Dataset entries on figures:
┄┄┄┄┄┄┄┄┄┄┄┄┄┄┄┄┄┄┄┄

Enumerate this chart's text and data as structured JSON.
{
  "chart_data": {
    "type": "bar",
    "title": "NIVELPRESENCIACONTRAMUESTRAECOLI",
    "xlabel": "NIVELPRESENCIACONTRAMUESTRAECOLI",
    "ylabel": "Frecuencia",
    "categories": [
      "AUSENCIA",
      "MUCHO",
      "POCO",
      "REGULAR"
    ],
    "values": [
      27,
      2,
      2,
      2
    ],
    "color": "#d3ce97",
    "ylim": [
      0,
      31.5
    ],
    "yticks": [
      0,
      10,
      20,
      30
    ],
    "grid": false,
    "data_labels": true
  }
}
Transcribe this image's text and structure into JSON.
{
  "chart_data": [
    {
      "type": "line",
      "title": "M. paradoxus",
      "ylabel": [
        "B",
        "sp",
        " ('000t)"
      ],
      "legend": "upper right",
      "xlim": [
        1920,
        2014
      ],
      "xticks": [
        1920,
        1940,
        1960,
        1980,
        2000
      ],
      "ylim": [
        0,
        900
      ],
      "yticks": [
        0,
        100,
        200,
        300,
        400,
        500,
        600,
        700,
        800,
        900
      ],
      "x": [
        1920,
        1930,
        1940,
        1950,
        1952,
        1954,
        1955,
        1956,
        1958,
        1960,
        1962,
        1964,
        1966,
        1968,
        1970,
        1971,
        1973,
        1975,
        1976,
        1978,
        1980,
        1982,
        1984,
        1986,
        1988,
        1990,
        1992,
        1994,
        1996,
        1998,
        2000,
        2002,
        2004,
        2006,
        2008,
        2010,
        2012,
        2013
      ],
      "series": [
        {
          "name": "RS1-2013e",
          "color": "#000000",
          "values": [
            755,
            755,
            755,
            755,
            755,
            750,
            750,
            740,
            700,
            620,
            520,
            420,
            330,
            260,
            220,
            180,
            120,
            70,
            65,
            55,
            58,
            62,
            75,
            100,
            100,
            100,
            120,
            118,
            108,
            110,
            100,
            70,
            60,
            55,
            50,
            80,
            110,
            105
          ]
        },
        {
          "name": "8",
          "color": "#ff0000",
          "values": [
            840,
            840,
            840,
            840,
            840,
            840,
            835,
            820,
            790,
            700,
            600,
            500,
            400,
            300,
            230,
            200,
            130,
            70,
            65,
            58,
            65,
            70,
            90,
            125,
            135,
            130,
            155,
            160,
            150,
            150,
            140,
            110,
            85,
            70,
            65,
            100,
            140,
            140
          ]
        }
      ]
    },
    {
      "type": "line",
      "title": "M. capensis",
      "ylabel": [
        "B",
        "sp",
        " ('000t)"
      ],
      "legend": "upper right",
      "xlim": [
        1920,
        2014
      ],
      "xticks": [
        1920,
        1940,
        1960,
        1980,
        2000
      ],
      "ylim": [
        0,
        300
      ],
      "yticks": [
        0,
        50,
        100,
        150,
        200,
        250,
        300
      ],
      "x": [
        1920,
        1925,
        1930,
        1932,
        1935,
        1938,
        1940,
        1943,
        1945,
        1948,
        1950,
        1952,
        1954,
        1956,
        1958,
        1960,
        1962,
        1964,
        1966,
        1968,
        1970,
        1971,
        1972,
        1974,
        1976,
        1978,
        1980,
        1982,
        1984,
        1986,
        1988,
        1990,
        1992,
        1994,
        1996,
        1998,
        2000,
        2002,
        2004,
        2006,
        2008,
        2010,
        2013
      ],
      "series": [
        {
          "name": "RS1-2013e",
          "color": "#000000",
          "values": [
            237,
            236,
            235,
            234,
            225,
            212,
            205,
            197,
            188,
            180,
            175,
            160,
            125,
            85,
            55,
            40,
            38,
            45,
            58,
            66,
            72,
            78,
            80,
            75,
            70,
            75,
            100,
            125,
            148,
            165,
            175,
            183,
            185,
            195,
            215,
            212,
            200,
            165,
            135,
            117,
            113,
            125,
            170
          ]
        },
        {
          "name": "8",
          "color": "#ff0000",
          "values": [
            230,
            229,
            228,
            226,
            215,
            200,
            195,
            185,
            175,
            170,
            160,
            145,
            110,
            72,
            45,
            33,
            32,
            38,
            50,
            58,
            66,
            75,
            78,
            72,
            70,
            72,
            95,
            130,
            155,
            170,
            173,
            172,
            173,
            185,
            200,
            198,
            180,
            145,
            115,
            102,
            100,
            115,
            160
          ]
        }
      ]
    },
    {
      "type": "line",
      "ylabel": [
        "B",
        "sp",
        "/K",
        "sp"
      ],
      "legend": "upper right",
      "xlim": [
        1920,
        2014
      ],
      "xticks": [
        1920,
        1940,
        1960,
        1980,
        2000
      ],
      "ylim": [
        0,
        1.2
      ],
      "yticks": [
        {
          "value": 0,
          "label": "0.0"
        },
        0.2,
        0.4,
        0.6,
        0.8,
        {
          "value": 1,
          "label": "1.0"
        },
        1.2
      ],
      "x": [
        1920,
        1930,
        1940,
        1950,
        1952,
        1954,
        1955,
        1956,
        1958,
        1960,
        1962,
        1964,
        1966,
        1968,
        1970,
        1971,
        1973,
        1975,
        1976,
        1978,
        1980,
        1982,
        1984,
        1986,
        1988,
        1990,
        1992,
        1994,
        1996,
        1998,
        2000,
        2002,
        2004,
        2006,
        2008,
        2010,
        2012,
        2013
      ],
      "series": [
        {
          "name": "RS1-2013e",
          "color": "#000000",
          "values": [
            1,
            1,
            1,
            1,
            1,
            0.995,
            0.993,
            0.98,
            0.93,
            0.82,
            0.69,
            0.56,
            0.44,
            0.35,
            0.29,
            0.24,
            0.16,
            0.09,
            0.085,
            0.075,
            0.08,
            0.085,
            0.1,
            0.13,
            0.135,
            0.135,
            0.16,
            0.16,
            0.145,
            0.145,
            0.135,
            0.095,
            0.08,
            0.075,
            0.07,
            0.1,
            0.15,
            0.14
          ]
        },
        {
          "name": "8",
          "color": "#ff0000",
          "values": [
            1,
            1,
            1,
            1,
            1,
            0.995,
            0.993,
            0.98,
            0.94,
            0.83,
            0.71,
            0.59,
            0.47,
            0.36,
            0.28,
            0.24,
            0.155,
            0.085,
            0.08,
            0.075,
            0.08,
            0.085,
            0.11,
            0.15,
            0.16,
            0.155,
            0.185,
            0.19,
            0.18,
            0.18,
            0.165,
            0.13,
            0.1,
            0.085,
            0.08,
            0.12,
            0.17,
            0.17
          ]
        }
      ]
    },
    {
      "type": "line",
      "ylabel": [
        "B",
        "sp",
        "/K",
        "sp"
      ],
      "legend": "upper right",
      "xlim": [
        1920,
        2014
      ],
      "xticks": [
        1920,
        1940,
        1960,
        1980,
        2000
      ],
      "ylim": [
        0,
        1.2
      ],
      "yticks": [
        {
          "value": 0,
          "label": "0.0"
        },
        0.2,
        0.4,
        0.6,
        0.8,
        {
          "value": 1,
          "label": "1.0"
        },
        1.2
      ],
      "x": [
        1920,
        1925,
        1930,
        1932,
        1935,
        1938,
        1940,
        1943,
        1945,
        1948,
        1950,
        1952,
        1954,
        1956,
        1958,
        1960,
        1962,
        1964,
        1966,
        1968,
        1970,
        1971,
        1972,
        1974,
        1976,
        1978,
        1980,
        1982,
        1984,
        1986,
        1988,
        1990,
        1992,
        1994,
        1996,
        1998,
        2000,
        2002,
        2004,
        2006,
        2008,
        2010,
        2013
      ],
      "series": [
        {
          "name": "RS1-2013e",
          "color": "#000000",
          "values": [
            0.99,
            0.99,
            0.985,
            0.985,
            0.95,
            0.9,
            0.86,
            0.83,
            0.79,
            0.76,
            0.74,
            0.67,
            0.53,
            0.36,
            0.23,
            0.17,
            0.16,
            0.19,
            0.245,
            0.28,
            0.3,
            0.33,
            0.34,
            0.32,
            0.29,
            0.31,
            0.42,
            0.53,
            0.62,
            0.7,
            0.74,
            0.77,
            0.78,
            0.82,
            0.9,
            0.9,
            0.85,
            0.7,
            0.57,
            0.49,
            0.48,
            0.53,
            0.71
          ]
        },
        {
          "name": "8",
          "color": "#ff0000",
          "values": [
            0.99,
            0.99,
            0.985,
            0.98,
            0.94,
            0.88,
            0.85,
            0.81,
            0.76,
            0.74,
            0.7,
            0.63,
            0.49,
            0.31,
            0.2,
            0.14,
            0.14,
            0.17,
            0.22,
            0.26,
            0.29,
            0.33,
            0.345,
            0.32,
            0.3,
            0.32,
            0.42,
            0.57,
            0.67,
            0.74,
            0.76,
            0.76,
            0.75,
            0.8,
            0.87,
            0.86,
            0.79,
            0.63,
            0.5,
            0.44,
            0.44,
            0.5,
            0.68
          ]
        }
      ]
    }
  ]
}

┄┄┄┄┄┄┄┄┄┄┄┄┄┄┄┄┄┄┄┄

• _Brief_
Look through the records and gather each line with the word "this".

• _Reply_
Enumerate this chart's text and data as structured JSON.
Transcribe this image's text and structure into JSON.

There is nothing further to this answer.